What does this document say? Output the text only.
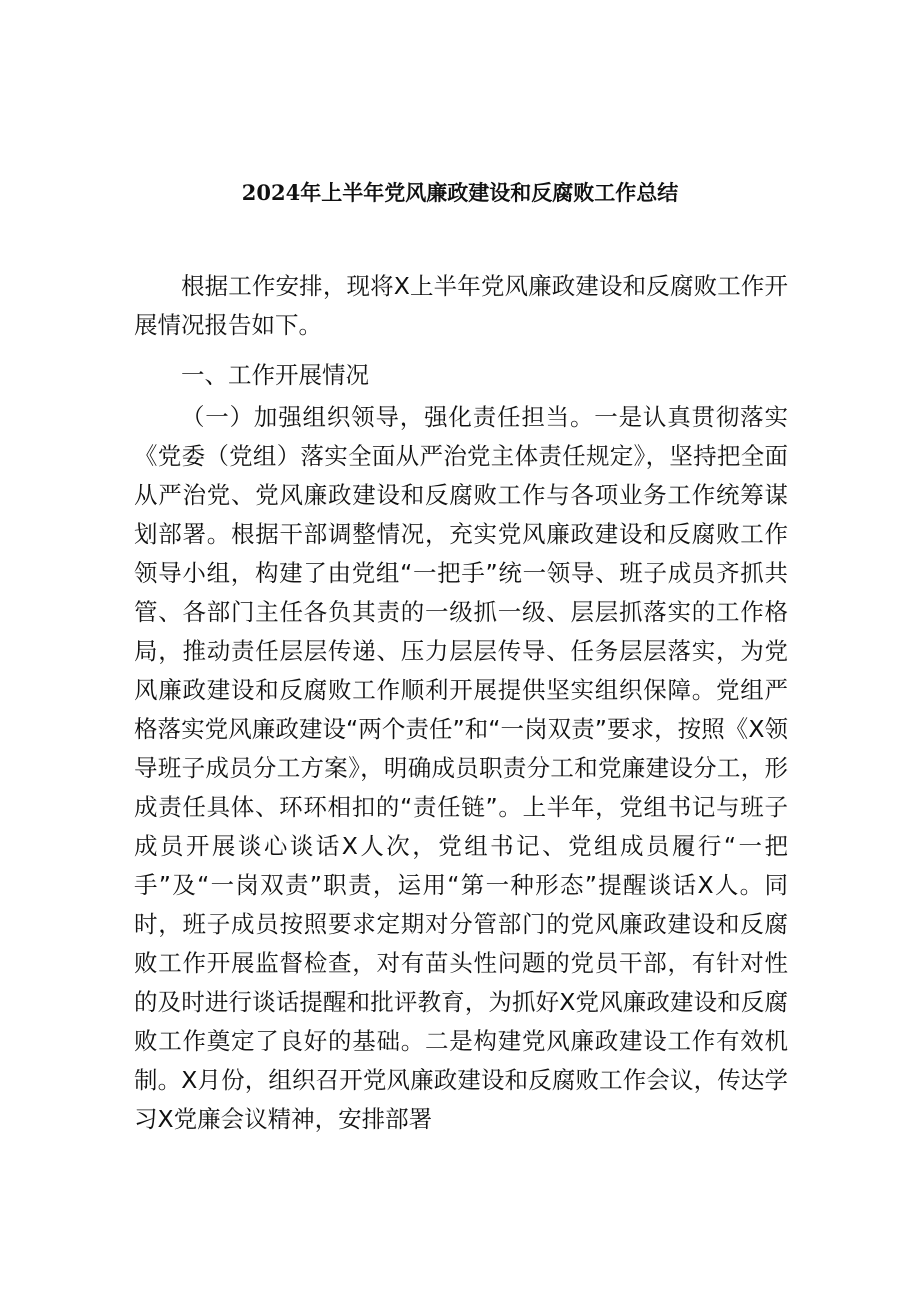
2024年上半年党风廉政建设和反腐败工作总结

根据工作安排，现将X上半年党风廉政建设和反腐败工作开展情况报告如下。

一、工作开展情况

（一）加强组织领导，强化责任担当。一是认真贯彻落实《党委（党组）落实全面从严治党主体责任规定》，坚持把全面从严治党、党风廉政建设和反腐败工作与各项业务工作统筹谋划部署。根据干部调整情况，充实党风廉政建设和反腐败工作领导小组，构建了由党组“一把手”统一领导、班子成员齐抓共管、各部门主任各负其责的一级抓一级、层层抓落实的工作格局，推动责任层层传递、压力层层传导、任务层层落实，为党风廉政建设和反腐败工作顺利开展提供坚实组织保障。党组严格落实党风廉政建设“两个责任”和“一岗双责”要求，按照《X领导班子成员分工方案》，明确成员职责分工和党廉建设分工，形成责任具体、环环相扣的“责任链”。上半年，党组书记与班子成员开展谈心谈话X人次，党组书记、党组成员履行“一把手”及“一岗双责”职责，运用“第一种形态”提醒谈话X人。同时，班子成员按照要求定期对分管部门的党风廉政建设和反腐败工作开展监督检查，对有苗头性问题的党员干部，有针对性的及时进行谈话提醒和批评教育，为抓好X党风廉政建设和反腐败工作奠定了良好的基础。二是构建党风廉政建设工作有效机制。X月份，组织召开党风廉政建设和反腐败工作会议，传达学习X党廉会议精神，安排部署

* * *

### What is required
Go through the data above and transcribe it in full, omitting any image.

### Output for this exercise
What does this document say? Output the text only.
2024年上半年党风廉政建设和反腐败工作总结

根据工作安排，现将X上半年党风廉政建设和反腐败工作开展情况报告如下。

一、工作开展情况

（一）加强组织领导，强化责任担当。一是认真贯彻落实《党委（党组）落实全面从严治党主体责任规定》，坚持把全面从严治党、党风廉政建设和反腐败工作与各项业务工作统筹谋划部署。根据干部调整情况，充实党风廉政建设和反腐败工作领导小组，构建了由党组“一把手”统一领导、班子成员齐抓共管、各部门主任各负其责的一级抓一级、层层抓落实的工作格局，推动责任层层传递、压力层层传导、任务层层落实，为党风廉政建设和反腐败工作顺利开展提供坚实组织保障。党组严格落实党风廉政建设“两个责任”和“一岗双责”要求，按照《X领导班子成员分工方案》，明确成员职责分工和党廉建设分工，形成责任具体、环环相扣的“责任链”。上半年，党组书记与班子成员开展谈心谈话X人次，党组书记、党组成员履行“一把手”及“一岗双责”职责，运用“第一种形态”提醒谈话X人。同时，班子成员按照要求定期对分管部门的党风廉政建设和反腐败工作开展监督检查，对有苗头性问题的党员干部，有针对性的及时进行谈话提醒和批评教育，为抓好X党风廉政建设和反腐败工作奠定了良好的基础。二是构建党风廉政建设工作有效机制。X月份，组织召开党风廉政建设和反腐败工作会议，传达学习X党廉会议精神，安排部署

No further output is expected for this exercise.